╭──

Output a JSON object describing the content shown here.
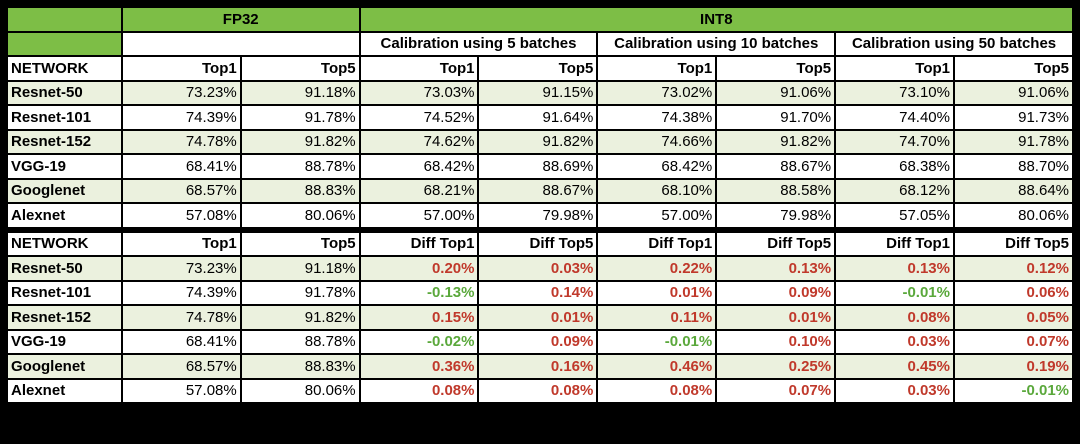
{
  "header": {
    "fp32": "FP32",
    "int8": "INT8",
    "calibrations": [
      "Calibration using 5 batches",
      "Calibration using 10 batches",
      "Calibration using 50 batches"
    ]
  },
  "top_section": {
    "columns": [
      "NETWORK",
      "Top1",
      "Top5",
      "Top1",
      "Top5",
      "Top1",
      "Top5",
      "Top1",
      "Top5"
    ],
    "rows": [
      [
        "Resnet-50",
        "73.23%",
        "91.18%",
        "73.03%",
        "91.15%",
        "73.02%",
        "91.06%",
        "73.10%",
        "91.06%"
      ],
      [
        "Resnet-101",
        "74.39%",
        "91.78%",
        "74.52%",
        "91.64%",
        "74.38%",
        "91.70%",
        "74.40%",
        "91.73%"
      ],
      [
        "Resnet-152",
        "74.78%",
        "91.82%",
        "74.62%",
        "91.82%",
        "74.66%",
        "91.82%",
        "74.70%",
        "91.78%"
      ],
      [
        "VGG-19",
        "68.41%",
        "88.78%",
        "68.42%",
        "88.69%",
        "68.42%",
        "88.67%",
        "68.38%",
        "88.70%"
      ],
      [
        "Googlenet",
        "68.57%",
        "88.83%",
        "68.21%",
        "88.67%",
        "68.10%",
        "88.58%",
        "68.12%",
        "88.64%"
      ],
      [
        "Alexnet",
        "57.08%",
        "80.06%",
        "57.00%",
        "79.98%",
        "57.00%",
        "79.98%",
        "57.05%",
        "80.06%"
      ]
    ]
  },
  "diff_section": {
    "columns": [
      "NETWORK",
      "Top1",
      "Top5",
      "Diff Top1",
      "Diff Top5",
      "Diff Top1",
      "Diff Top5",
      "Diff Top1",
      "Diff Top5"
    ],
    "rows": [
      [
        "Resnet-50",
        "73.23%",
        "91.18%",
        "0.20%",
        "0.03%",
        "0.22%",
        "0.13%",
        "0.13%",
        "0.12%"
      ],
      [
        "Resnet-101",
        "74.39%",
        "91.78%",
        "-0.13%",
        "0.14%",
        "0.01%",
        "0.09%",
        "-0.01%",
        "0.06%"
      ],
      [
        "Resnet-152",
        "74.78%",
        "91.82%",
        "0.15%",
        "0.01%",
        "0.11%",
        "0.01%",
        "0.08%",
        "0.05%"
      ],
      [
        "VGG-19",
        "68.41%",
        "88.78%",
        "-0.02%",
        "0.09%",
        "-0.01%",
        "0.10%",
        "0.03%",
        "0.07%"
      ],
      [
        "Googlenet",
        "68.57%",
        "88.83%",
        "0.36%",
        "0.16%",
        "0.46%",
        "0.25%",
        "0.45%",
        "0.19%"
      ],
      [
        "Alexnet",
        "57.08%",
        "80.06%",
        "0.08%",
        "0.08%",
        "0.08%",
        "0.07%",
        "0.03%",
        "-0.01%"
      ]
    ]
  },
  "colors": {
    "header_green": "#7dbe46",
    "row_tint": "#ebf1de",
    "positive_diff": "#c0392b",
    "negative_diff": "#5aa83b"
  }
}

╰──
╭──

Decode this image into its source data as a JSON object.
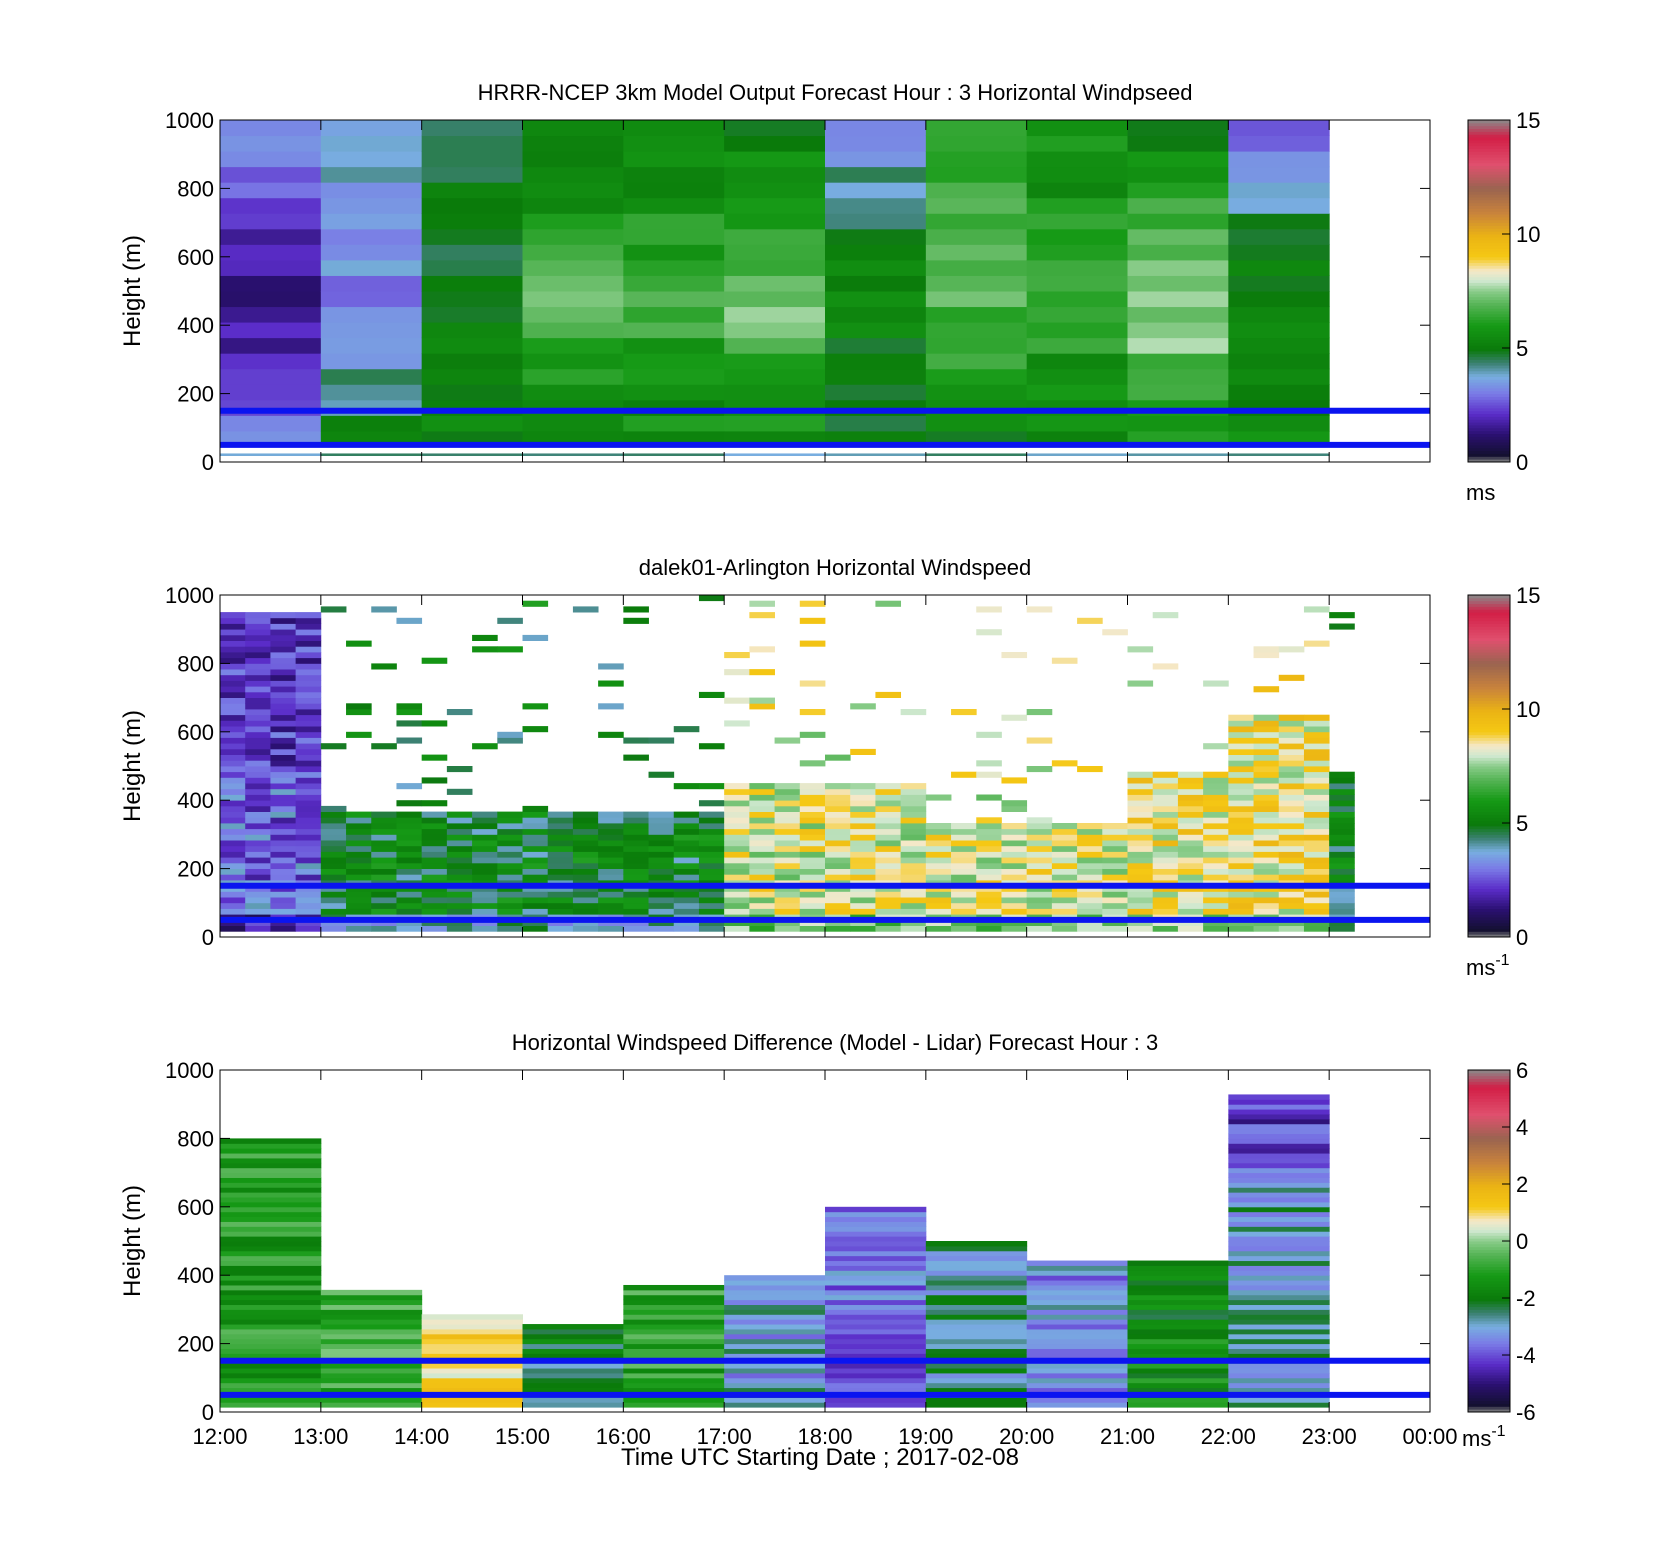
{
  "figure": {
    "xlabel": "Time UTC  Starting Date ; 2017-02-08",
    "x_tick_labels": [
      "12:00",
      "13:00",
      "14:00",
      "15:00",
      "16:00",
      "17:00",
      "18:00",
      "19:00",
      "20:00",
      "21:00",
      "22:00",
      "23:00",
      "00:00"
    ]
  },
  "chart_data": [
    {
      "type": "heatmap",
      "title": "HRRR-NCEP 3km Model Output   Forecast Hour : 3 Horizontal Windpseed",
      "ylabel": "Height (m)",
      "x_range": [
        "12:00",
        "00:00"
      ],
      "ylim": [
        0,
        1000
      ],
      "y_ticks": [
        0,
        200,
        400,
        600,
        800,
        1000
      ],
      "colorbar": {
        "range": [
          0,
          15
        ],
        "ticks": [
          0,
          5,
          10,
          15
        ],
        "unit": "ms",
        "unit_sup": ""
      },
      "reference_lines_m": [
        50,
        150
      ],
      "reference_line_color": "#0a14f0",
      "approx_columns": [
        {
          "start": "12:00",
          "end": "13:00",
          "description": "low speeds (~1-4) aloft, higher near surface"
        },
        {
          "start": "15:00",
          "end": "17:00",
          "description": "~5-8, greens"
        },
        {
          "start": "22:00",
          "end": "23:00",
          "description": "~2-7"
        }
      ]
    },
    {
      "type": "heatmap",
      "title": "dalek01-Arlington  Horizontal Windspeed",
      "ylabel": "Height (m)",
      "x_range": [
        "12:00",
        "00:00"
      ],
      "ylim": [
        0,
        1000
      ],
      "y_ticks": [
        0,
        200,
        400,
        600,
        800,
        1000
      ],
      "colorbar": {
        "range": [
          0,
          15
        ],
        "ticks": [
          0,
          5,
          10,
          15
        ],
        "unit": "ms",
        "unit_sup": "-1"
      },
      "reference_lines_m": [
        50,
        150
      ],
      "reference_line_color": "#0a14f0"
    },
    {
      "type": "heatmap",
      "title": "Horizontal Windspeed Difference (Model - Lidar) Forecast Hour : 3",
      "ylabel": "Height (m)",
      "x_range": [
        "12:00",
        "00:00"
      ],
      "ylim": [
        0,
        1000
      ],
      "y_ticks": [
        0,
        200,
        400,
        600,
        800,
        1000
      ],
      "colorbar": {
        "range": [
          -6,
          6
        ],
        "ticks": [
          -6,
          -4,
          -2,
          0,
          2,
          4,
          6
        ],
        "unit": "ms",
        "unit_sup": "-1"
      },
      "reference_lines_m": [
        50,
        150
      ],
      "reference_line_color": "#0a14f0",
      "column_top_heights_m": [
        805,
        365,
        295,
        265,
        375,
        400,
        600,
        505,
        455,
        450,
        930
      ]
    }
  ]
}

╰──

▸ WHAT THIS TASK INVOLVES
Lines that include the word "description" are to be extracted from the data above.

▸ COMPLETE ANSWER
          "description": "low speeds (~1-4) aloft, higher near surface"
          "description": "~5-8, greens"
          "description": "~2-7"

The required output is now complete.